* COMPLETE THE FOLLOWING *
(1) Answer these questions from the article on Obama's religious support, one answer per line, marked (a), (b) and (c) to match.
(a) What margin among Catholics in Indiana does the article give for Obama's loss?
(b) What share of black voters cast their vote for Obama?
(c) By what margin did Obama win occasional church attenders in North Carolina?
(2) Reproduce the passage of the article on Obama's religious support that opens with the words containing "RELIGIOUS VOTERS: When" and closes with "usual secular voters.".
(3) Pick up the article on Obama's religious support after its last sentence and continue writing it.

* TEXT EXTRACT *
______

Obama expands religious support
It’s a campaign in which pastors cause controversy and Democrats compete for religious votes. The latest exit polls from North Carolina and Indiana’s primaries yesterday show where religiously-minded voters cast their vote.
CATHOLICS: Obama made gains among Catholics, a group he’s struggled to win and heavily lost in past primaries. According to First Read, he went from losing 70-30% in Pennsylvania and 63%-36% in Ohio, to finally narrowing it to 59%-41% in Indiana. The campaign boasts, “Barack Obama is building one of the largest grassroots campaigns of people of faith in history.” Doug Kmiec, who stirred the Catholic community with his endorsement of Obama, reiterated and explained his support:
I believe that my faith calls upon me at this time to focus on new efforts and untried paths to reduce abortion practice in America. Senator Obama’s emphasis on personal responsibility, rather than legal bickering over potential Supreme Court nominations in my judgment, best moves this issue forward.
WRIGHT: Rev. Jeremiah Wright had a mixed effect. Nearly half the voters in both primaries said the issue was important to their vote. In Indiana, 71% of the voters who said the issue was important went for Clinton, and 67% of the voters who said it wasn’t important went for Obama. In North Carolina, however, Obama won more votes from people who said the issue wasn’t important (72%) than Clinton did among those who considered it important (57%), the Associated Press reports. There was some speculation that Obama’s renunciation of Wright would dent his monolithic support from black voters, but 9 in 10 black voters cast their vote for him.
RELIGIOUS VOTERS: When it came to the religious vote, Obama branched out a bit from his secular base. Among religious voters in Indiana, Obama won both the voters who attend church more than weekly (55-45%) and the voters who never attend church (52-48%), while Clinton won overall occasional attenders (54%-46%) and Protestant voters. In North Carolina, Obama won both weekly attenders (55-43%) and occasional attenders (59-39%), along with his usual secular voters.















Here’s what I think happened: he worked for the vote. There is a lot of evidence that Obama is ready learner, which is to say he is somebody who will adapt to new realities. That is a powerful tool for an executive — at the least means that conservatives might get a hearing from an Obama administration.

______

* DATASET EXTRACT *
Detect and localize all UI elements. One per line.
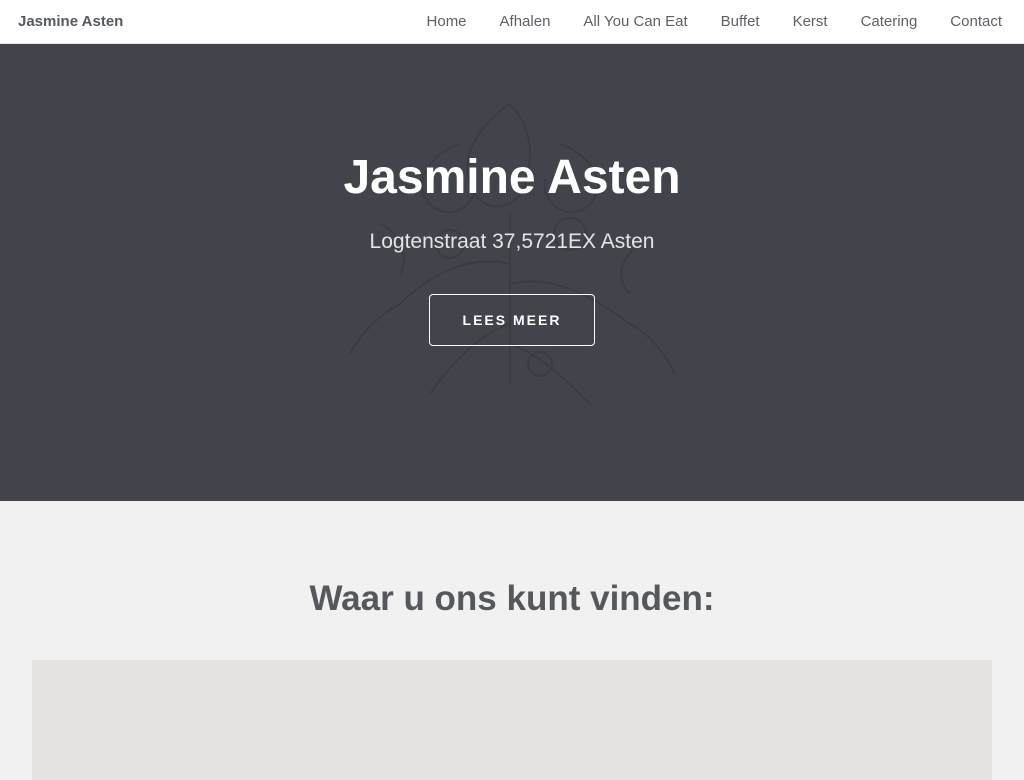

______

* ANSWERS BY TASK *
(1)
(a) 59%-41%
(b) 9 in 10
(c) 59-39%

(2)
RELIGIOUS VOTERS: When it came to the religious vote, Obama branched out a bit from his secular base. Among religious voters in Indiana, Obama won both the voters who attend church more than weekly (55-45%) and the voters who never attend church (52-48%), while Clinton won overall occasional attenders (54%-46%) and Protestant voters. In North Carolina, Obama won both weekly attenders (55-43%) and occasional attenders (59-39%), along with his usual secular voters.

(3)
If elected he might surprise us one and all with a domestic Nixon to Red China breakthrough inconsistent with his prior record.
But somehow I doubt it.
All the candidates seem to see connecting with religious values voters as something to be dusted off every 4 years like an old jacket. Then when no longer needed hung back up.
Personally Sawgunner, I have come to the conclusion that both political parties pander to voters like a salesman tries to manipulate his customer into purchasing a product he does not want or need. Democrats pander to their extremist leftist allies like Peter E. Lewis and George Soros, and Republicans pander to Christians. Then when both get into office, they seem to conveniently forget anything they campaigned on.
It is so very comforting to know that there are ‘religious’ people out there who would vote for a candidate who 100% supports butchering full-term healthy children outside of the womb, by the expedient of delivering them and then sticking a sharp object into their brain - and he wants YOU to be forced to pay for it, too.
I understand sacrificing children to Moloch was ‘religious’, as well.
So maybe these are the ‘religious folks’ Obama is getting to vote for him.
Just like he is getting the Hamas vote and the ‘God Da-m America’ crowd, as well.
And, oh yeah. He also has locked up the vote from the enlightened demographic group that wears their pants around their knees and thinks Atlanta is a state and thinks Robert E. Lee was a general during the Second World War.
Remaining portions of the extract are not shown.